In the listing that follows, how many lines contain "Last"? Give the number only.

Dataset excerpts
⟨
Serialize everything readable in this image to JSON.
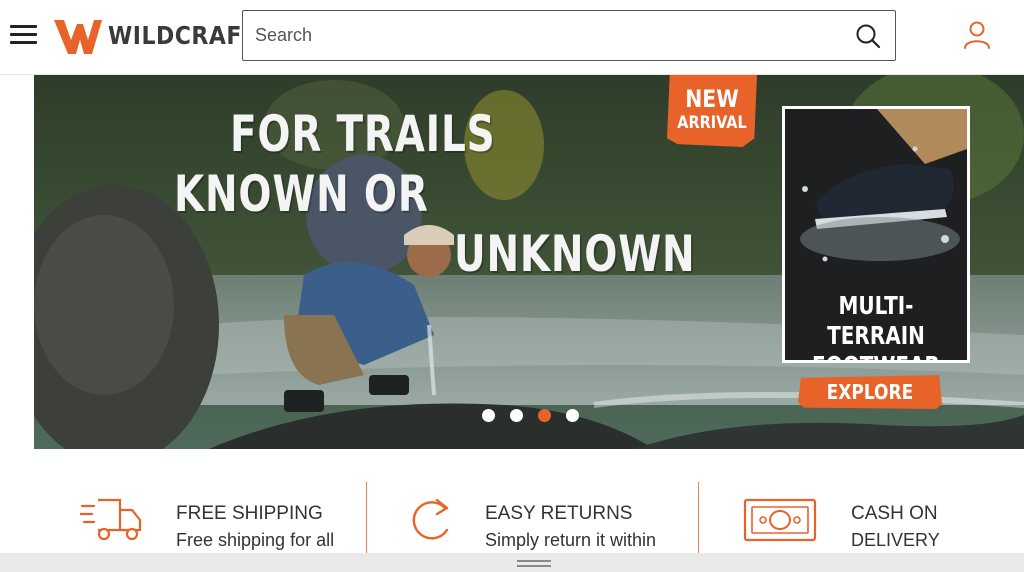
{
  "header": {
    "brand": "WILDCRAFT",
    "search_placeholder": "Search"
  },
  "banner": {
    "headline_line1": "FOR TRAILS",
    "headline_line2": "KNOWN OR",
    "headline_line3": "UNKNOWN",
    "badge_line1": "NEW",
    "badge_line2": "ARRIVAL",
    "promo_line1": "MULTI-TERRAIN",
    "promo_line2": "FOOTWEAR",
    "cta_label": "EXPLORE",
    "slide_count": 4,
    "active_slide": 3
  },
  "features": [
    {
      "icon": "truck-icon",
      "title": "FREE SHIPPING",
      "desc": "Free shipping for all"
    },
    {
      "icon": "return-arrow-icon",
      "title": "EASY RETURNS",
      "desc": "Simply return it within"
    },
    {
      "icon": "cash-icon",
      "title": "CASH ON",
      "desc": "DELIVERY"
    }
  ],
  "colors": {
    "brand_orange": "#e8632a",
    "text_dark": "#333333",
    "border": "#555555"
  }
}
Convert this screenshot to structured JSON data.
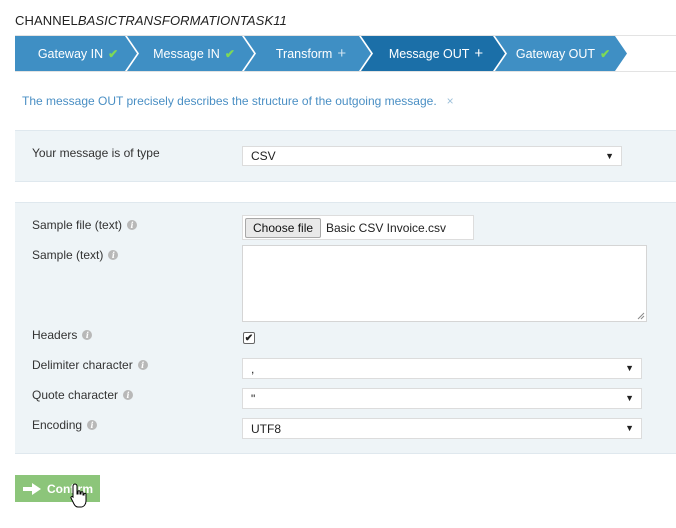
{
  "title": {
    "prefix": "CHANNEL",
    "italic": "BASICTRANSFORMATIONTASK11"
  },
  "steps": [
    {
      "label": "Gateway IN",
      "mark": "✔",
      "status": "done"
    },
    {
      "label": "Message IN",
      "mark": "✔",
      "status": "done"
    },
    {
      "label": "Transform",
      "mark": "+",
      "status": "pending"
    },
    {
      "label": "Message OUT",
      "mark": "+",
      "status": "active"
    },
    {
      "label": "Gateway OUT",
      "mark": "✔",
      "status": "done"
    }
  ],
  "colors": {
    "step_default": "#3f8fc4",
    "step_active": "#1b6fa8",
    "info_text": "#4a8fc4",
    "panel_bg": "#eef4f7",
    "confirm_bg": "#8cc57a",
    "check": "#7ed957"
  },
  "info": {
    "text": "The message OUT precisely describes the structure of the outgoing message.",
    "close": "×"
  },
  "message_type": {
    "label": "Your message is of type",
    "value": "CSV"
  },
  "form": {
    "sample_file": {
      "label": "Sample file (text)",
      "button": "Choose file",
      "filename": "Basic CSV Invoice.csv"
    },
    "sample_text": {
      "label": "Sample (text)",
      "value": ""
    },
    "headers": {
      "label": "Headers",
      "checked": true,
      "check_mark": "✔"
    },
    "delimiter": {
      "label": "Delimiter character",
      "value": ","
    },
    "quote": {
      "label": "Quote character",
      "value": "\""
    },
    "encoding": {
      "label": "Encoding",
      "value": "UTF8"
    }
  },
  "info_icon": "i",
  "confirm": {
    "label": "Confirm"
  },
  "icons": {
    "caret": "caret-down-icon",
    "arrow": "arrow-right-icon",
    "cursor": "hand-pointer-icon"
  }
}
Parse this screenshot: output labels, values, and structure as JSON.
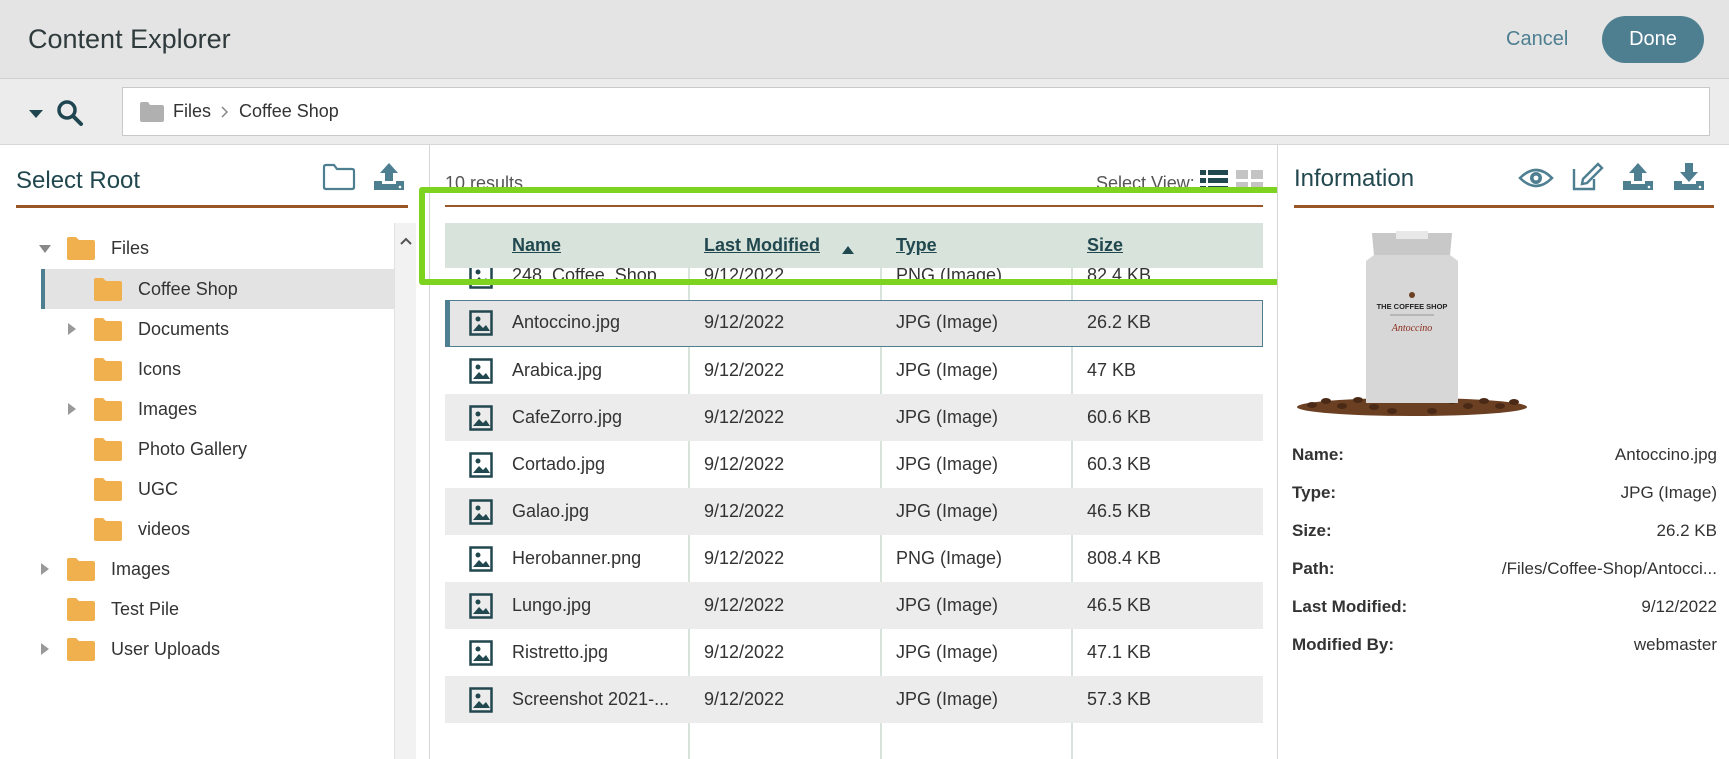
{
  "header": {
    "title": "Content Explorer",
    "cancel_label": "Cancel",
    "done_label": "Done"
  },
  "breadcrumb": {
    "items": [
      "Files",
      "Coffee Shop"
    ]
  },
  "left_panel": {
    "title": "Select Root",
    "tree": [
      {
        "label": "Files",
        "expanded": true,
        "has_children": true
      },
      {
        "label": "Coffee Shop",
        "selected": true
      },
      {
        "label": "Documents",
        "has_children": true
      },
      {
        "label": "Icons"
      },
      {
        "label": "Images",
        "has_children": true
      },
      {
        "label": "Photo Gallery"
      },
      {
        "label": "UGC"
      },
      {
        "label": "videos"
      },
      {
        "label": "Images",
        "has_children": true
      },
      {
        "label": "Test Pile"
      },
      {
        "label": "User Uploads",
        "has_children": true
      }
    ]
  },
  "results": {
    "count_label": "10 results",
    "select_view_label": "Select View:",
    "columns": [
      "Name",
      "Last Modified",
      "Type",
      "Size"
    ],
    "sort": {
      "column": "Last Modified",
      "direction": "ascending"
    },
    "rows": [
      {
        "name": "248_Coffee_Shop_...",
        "modified": "9/12/2022",
        "type": "PNG (Image)",
        "size": "82.4 KB"
      },
      {
        "name": "Antoccino.jpg",
        "modified": "9/12/2022",
        "type": "JPG (Image)",
        "size": "26.2 KB",
        "selected": true
      },
      {
        "name": "Arabica.jpg",
        "modified": "9/12/2022",
        "type": "JPG (Image)",
        "size": "47 KB"
      },
      {
        "name": "CafeZorro.jpg",
        "modified": "9/12/2022",
        "type": "JPG (Image)",
        "size": "60.6 KB"
      },
      {
        "name": "Cortado.jpg",
        "modified": "9/12/2022",
        "type": "JPG (Image)",
        "size": "60.3 KB"
      },
      {
        "name": "Galao.jpg",
        "modified": "9/12/2022",
        "type": "JPG (Image)",
        "size": "46.5 KB"
      },
      {
        "name": "Herobanner.png",
        "modified": "9/12/2022",
        "type": "PNG (Image)",
        "size": "808.4 KB"
      },
      {
        "name": "Lungo.jpg",
        "modified": "9/12/2022",
        "type": "JPG (Image)",
        "size": "46.5 KB"
      },
      {
        "name": "Ristretto.jpg",
        "modified": "9/12/2022",
        "type": "JPG (Image)",
        "size": "47.1 KB"
      },
      {
        "name": "Screenshot 2021-...",
        "modified": "9/12/2022",
        "type": "JPG (Image)",
        "size": "57.3 KB"
      }
    ]
  },
  "info": {
    "title": "Information",
    "preview": {
      "brand": "THE COFFEE SHOP",
      "product": "Antoccino"
    },
    "fields": [
      {
        "label": "Name:",
        "value": "Antoccino.jpg"
      },
      {
        "label": "Type:",
        "value": "JPG (Image)"
      },
      {
        "label": "Size:",
        "value": "26.2 KB"
      },
      {
        "label": "Path:",
        "value": "/Files/Coffee-Shop/Antocci..."
      },
      {
        "label": "Last Modified:",
        "value": "9/12/2022"
      },
      {
        "label": "Modified By:",
        "value": "webmaster"
      }
    ]
  },
  "colors": {
    "accent": "#4e7f91",
    "rule": "#9b5628",
    "folder": "#f0b04e",
    "highlight": "#7ed321",
    "header_row": "#d8e3db"
  }
}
⟩
**TASK ANSWER**
3